• Instructions to follow: Please repeat, without any changes, the lines of the listing that fall between the line holding "heatmap-cell [236,166,245,175]" and the line holding "heatmap-cell [148,363,157,372]", inclusive.

• Supplied data:
__________________________________________________

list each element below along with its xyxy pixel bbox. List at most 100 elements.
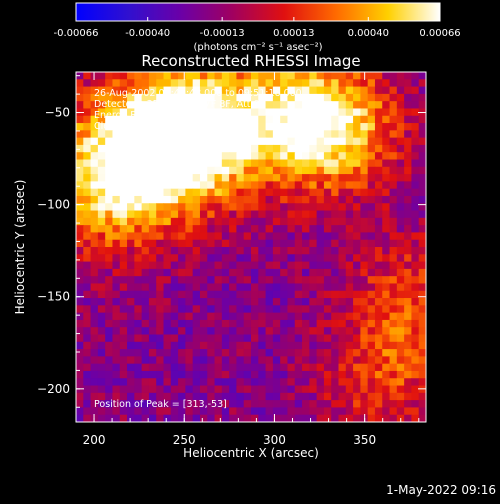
heatmap-cell [236,166,245,175]
heatmap-cell [389,217,398,226]
heatmap-cell [199,79,208,88]
heatmap-cell [382,392,391,401]
heatmap-cell [382,385,391,394]
heatmap-cell [338,400,347,409]
heatmap-cell [148,349,157,357]
heatmap-cell [374,115,383,124]
heatmap-cell [192,254,201,263]
heatmap-cell [418,115,426,124]
heatmap-cell [119,356,128,365]
heatmap-cell [214,319,223,328]
heatmap-cell [90,115,99,124]
heatmap-cell [185,290,194,299]
heatmap-cell [141,276,150,285]
heatmap-cell [148,363,157,372]
heatmap-cell [374,159,383,168]
heatmap-cell [353,327,361,336]
heatmap-cell [360,203,369,212]
heatmap-cell [258,203,267,212]
heatmap-cell [316,225,325,234]
heatmap-cell [272,144,281,153]
heatmap-cell [411,276,420,285]
heatmap-cell [141,144,150,153]
heatmap-cell [418,341,426,350]
heatmap-cell [265,108,274,117]
heatmap-cell [360,115,369,124]
heatmap-cell [302,159,310,168]
heatmap-cell [323,93,332,102]
heatmap-cell [374,349,383,357]
heatmap-cell [236,188,245,197]
heatmap-cell [90,86,99,95]
heatmap-cell [309,349,318,357]
heatmap-cell [331,79,340,88]
heatmap-cell [404,400,413,409]
heatmap-cell [207,210,216,219]
heatmap-cell [331,298,340,306]
heatmap-cell [418,349,426,357]
heatmap-cell [97,152,106,161]
heatmap-cell [251,327,259,336]
heatmap-cell [404,203,413,212]
heatmap-cell [367,203,376,212]
heatmap-cell [382,268,391,277]
heatmap-cell [251,101,259,110]
heatmap-cell [331,174,340,182]
heatmap-cell [83,283,92,292]
heatmap-cell [214,72,223,80]
heatmap-cell [178,93,186,102]
heatmap-cell [141,188,150,197]
heatmap-cell [236,152,245,161]
heatmap-cell [192,341,201,350]
heatmap-cell [389,385,398,394]
y-axis-label: Heliocentric Y (arcsec) [13,180,27,315]
heatmap-cell [280,298,289,306]
heatmap-cell [163,247,172,255]
heatmap-cell [411,363,420,372]
heatmap-cell [396,174,405,182]
heatmap-cell [192,319,201,328]
heatmap-cell [134,341,143,350]
heatmap-cell [156,290,165,299]
heatmap-cell [382,370,391,379]
heatmap-cell [396,254,405,263]
heatmap-cell [258,385,267,394]
heatmap-cell [302,181,310,190]
heatmap-cell [331,239,340,248]
heatmap-cell [418,254,426,263]
heatmap-cell [411,312,420,321]
heatmap-cell [185,268,194,277]
heatmap-cell [156,356,165,365]
heatmap-cell [382,210,391,219]
heatmap-cell [294,137,303,146]
heatmap-cell [280,181,289,190]
heatmap-cell [345,225,354,234]
heatmap-cell [265,130,274,139]
heatmap-cell [90,225,99,234]
heatmap-cell [374,123,383,131]
annotation-peak-position: Position of Peak = [313,-53] [94,399,227,410]
heatmap-cell [360,247,369,255]
heatmap-cell [323,254,332,263]
heatmap-cell [76,181,84,190]
heatmap-cell [76,210,84,219]
heatmap-cell [287,195,296,204]
heatmap-cell [76,283,84,292]
heatmap-cell [404,378,413,387]
heatmap-cell [280,276,289,285]
heatmap-cell [374,101,383,110]
heatmap-cell [367,290,376,299]
heatmap-cell [265,115,274,124]
heatmap-cell [294,349,303,357]
heatmap-cell [367,370,376,379]
heatmap-cell [411,166,420,175]
heatmap-cell [294,130,303,139]
heatmap-cell [90,254,99,263]
heatmap-cell [119,305,128,314]
heatmap-cell [389,203,398,212]
heatmap-cell [199,268,208,277]
heatmap-cell [411,239,420,248]
heatmap-cell [97,174,106,182]
heatmap-cell [272,130,281,139]
heatmap-cell [221,349,230,357]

__________________________________________________

• Solution for this exercise:
heatmap-cell [236,166,245,175]
heatmap-cell [389,217,398,226]
heatmap-cell [199,79,208,88]
heatmap-cell [382,392,391,401]
heatmap-cell [382,385,391,394]
heatmap-cell [338,400,347,409]
heatmap-cell [148,349,157,357]
heatmap-cell [374,115,383,124]
heatmap-cell [192,254,201,263]
heatmap-cell [418,115,426,124]
heatmap-cell [119,356,128,365]
heatmap-cell [214,319,223,328]
heatmap-cell [90,115,99,124]
heatmap-cell [185,290,194,299]
heatmap-cell [141,276,150,285]
heatmap-cell [148,363,157,372]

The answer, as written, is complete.